- Problem statement
Can you reproduce every one of the records below verbatim, line by line?

%%

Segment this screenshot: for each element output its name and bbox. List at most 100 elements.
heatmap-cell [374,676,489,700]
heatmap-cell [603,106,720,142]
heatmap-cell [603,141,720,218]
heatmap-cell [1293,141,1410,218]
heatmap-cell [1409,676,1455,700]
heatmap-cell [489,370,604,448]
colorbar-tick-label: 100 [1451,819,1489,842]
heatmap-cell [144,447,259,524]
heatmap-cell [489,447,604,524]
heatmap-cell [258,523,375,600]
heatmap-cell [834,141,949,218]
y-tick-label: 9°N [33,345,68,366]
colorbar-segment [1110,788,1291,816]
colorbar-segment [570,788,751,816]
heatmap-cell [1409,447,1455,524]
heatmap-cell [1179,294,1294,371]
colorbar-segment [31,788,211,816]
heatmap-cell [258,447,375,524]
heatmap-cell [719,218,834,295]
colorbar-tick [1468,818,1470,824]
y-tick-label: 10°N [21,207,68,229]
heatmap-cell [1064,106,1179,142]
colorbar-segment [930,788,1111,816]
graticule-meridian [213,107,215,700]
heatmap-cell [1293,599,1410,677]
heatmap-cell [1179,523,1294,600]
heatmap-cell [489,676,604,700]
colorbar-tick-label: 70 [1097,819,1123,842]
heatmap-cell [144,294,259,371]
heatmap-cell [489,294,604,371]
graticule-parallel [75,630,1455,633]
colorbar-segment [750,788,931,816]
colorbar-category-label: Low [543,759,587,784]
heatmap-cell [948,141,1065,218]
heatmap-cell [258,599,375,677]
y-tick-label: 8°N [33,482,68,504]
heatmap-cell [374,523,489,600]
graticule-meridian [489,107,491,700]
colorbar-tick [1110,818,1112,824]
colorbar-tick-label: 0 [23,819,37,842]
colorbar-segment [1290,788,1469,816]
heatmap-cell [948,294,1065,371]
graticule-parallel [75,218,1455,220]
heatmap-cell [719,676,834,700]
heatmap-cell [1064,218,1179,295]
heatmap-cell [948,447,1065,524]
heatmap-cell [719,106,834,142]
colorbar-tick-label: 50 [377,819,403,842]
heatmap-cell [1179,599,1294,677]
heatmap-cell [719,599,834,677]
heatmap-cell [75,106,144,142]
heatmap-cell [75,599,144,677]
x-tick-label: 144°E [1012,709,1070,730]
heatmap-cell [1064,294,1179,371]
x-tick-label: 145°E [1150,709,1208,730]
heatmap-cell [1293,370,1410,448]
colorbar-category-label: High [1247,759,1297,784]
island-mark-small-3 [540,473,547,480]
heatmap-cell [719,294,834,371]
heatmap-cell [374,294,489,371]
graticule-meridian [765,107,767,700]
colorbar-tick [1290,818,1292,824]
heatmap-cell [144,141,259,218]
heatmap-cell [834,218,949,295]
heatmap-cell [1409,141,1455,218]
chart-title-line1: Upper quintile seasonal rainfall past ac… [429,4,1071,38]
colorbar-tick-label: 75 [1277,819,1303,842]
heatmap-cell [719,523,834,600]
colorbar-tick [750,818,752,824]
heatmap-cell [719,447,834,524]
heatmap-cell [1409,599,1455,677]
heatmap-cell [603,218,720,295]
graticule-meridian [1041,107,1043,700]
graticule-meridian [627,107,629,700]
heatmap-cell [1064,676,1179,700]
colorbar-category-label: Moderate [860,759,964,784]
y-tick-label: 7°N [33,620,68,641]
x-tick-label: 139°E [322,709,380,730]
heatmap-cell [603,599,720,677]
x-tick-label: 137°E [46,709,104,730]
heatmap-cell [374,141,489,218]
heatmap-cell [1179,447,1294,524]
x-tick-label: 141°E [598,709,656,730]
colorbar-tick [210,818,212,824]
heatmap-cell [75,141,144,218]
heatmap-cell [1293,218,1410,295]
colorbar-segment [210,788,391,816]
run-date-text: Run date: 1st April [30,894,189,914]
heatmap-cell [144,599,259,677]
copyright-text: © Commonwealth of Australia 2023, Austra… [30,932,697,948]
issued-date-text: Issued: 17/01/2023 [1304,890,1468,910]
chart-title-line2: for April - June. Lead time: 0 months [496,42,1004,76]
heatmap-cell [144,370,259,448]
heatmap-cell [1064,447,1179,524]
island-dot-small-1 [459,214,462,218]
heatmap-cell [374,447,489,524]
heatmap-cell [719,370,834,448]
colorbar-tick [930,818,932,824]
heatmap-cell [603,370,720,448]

%%

- Worked solution
Segment this screenshot: for each element output its name and bbox. List at most 100 elements.
heatmap-cell [374,676,489,700]
heatmap-cell [603,106,720,142]
heatmap-cell [603,141,720,218]
heatmap-cell [1293,141,1410,218]
heatmap-cell [1409,676,1455,700]
heatmap-cell [489,370,604,448]
colorbar-tick-label: 100 [1451,819,1489,842]
heatmap-cell [144,447,259,524]
heatmap-cell [489,447,604,524]
heatmap-cell [258,523,375,600]
heatmap-cell [834,141,949,218]
y-tick-label: 9°N [33,345,68,366]
colorbar-segment [1110,788,1291,816]
colorbar-segment [570,788,751,816]
heatmap-cell [1409,447,1455,524]
heatmap-cell [1179,294,1294,371]
colorbar-segment [31,788,211,816]
heatmap-cell [258,447,375,524]
heatmap-cell [719,218,834,295]
colorbar-tick [1468,818,1470,824]
y-tick-label: 10°N [21,207,68,229]
heatmap-cell [1064,106,1179,142]
colorbar-segment [930,788,1111,816]
graticule-meridian [213,107,215,700]
heatmap-cell [1293,599,1410,677]
heatmap-cell [1179,523,1294,600]
heatmap-cell [489,676,604,700]
colorbar-tick-label: 70 [1097,819,1123,842]
heatmap-cell [144,294,259,371]
heatmap-cell [489,294,604,371]
graticule-parallel [75,630,1455,633]
colorbar-segment [750,788,931,816]
colorbar-category-label: Low [543,759,587,784]
heatmap-cell [948,141,1065,218]
heatmap-cell [258,599,375,677]
y-tick-label: 8°N [33,482,68,504]
heatmap-cell [374,523,489,600]
graticule-meridian [489,107,491,700]
colorbar-tick [1110,818,1112,824]
colorbar-tick-label: 0 [23,819,37,842]
colorbar-segment [1290,788,1469,816]
heatmap-cell [948,294,1065,371]
graticule-parallel [75,218,1455,220]
heatmap-cell [719,676,834,700]
heatmap-cell [1064,218,1179,295]
heatmap-cell [948,447,1065,524]
heatmap-cell [719,106,834,142]
colorbar-tick-label: 50 [377,819,403,842]
heatmap-cell [1179,599,1294,677]
heatmap-cell [719,599,834,677]
heatmap-cell [75,106,144,142]
heatmap-cell [75,599,144,677]
x-tick-label: 144°E [1012,709,1070,730]
heatmap-cell [1064,294,1179,371]
x-tick-label: 145°E [1150,709,1208,730]
heatmap-cell [1293,370,1410,448]
colorbar-category-label: High [1247,759,1297,784]
island-mark-small-3 [540,473,547,480]
heatmap-cell [719,294,834,371]
heatmap-cell [374,294,489,371]
graticule-meridian [765,107,767,700]
colorbar-tick [1290,818,1292,824]
heatmap-cell [144,141,259,218]
heatmap-cell [834,218,949,295]
heatmap-cell [1409,141,1455,218]
chart-title-line1: Upper quintile seasonal rainfall past ac… [429,4,1071,38]
colorbar-tick-label: 75 [1277,819,1303,842]
heatmap-cell [719,523,834,600]
colorbar-tick [750,818,752,824]
heatmap-cell [719,447,834,524]
heatmap-cell [1409,599,1455,677]
heatmap-cell [603,218,720,295]
graticule-meridian [1041,107,1043,700]
graticule-meridian [627,107,629,700]
heatmap-cell [1064,676,1179,700]
colorbar-category-label: Moderate [860,759,964,784]
y-tick-label: 7°N [33,620,68,641]
x-tick-label: 139°E [322,709,380,730]
heatmap-cell [603,599,720,677]
x-tick-label: 137°E [46,709,104,730]
heatmap-cell [374,141,489,218]
heatmap-cell [1179,447,1294,524]
x-tick-label: 141°E [598,709,656,730]
colorbar-tick [210,818,212,824]
heatmap-cell [75,141,144,218]
heatmap-cell [1293,218,1410,295]
colorbar-segment [210,788,391,816]
run-date-text: Run date: 1st April [30,894,189,914]
heatmap-cell [144,599,259,677]
copyright-text: © Commonwealth of Australia 2023, Austra… [30,932,697,948]
issued-date-text: Issued: 17/01/2023 [1304,890,1468,910]
chart-title-line2: for April - June. Lead time: 0 months [496,42,1004,76]
heatmap-cell [144,370,259,448]
heatmap-cell [1064,447,1179,524]
island-dot-small-1 [459,214,462,218]
heatmap-cell [374,447,489,524]
heatmap-cell [719,370,834,448]
colorbar-tick [930,818,932,824]
heatmap-cell [603,370,720,448]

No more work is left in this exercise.